* THE REQUEST
Write the records out again, keeping each line exactly as it is.

* TASK MATERIAL

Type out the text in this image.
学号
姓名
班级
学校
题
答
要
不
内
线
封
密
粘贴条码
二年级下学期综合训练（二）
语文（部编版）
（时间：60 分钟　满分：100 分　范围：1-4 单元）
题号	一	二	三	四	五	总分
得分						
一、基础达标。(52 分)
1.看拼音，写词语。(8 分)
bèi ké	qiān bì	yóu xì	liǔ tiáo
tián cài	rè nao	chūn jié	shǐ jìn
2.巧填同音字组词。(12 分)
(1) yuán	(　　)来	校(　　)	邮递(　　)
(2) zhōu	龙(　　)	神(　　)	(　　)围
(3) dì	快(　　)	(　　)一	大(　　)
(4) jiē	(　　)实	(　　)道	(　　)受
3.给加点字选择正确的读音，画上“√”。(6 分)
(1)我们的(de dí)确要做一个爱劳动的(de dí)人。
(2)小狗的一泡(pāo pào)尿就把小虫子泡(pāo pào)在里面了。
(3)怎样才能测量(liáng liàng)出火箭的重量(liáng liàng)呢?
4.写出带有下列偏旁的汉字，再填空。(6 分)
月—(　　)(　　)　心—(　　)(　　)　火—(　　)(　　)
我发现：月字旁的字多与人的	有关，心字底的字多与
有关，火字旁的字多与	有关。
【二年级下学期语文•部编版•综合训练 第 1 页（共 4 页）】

* ANSWER TO THIS PROBLEM
Type out the text in this image.
学号
姓名
班级
学校
题
答
要
不
内
线
封
密
粘贴条码
二年级下学期综合训练（二）
语文（部编版）
（时间：60 分钟　满分：100 分　范围：1-4 单元）
题号	一	二	三	四	五	总分
得分						
一、基础达标。(52 分)
1.看拼音，写词语。(8 分)
bèi ké	qiān bì	yóu xì	liǔ tiáo
tián cài	rè nao	chūn jié	shǐ jìn
2.巧填同音字组词。(12 分)
(1) yuán	(　　)来	校(　　)	邮递(　　)
(2) zhōu	龙(　　)	神(　　)	(　　)围
(3) dì	快(　　)	(　　)一	大(　　)
(4) jiē	(　　)实	(　　)道	(　　)受
3.给加点字选择正确的读音，画上“√”。(6 分)
(1)我们的(de dí)确要做一个爱劳动的(de dí)人。
(2)小狗的一泡(pāo pào)尿就把小虫子泡(pāo pào)在里面了。
(3)怎样才能测量(liáng liàng)出火箭的重量(liáng liàng)呢?
4.写出带有下列偏旁的汉字，再填空。(6 分)
月—(　　)(　　)　心—(　　)(　　)　火—(　　)(　　)
我发现：月字旁的字多与人的	有关，心字底的字多与
有关，火字旁的字多与	有关。
【二年级下学期语文•部编版•综合训练 第 1 页（共 4 页）】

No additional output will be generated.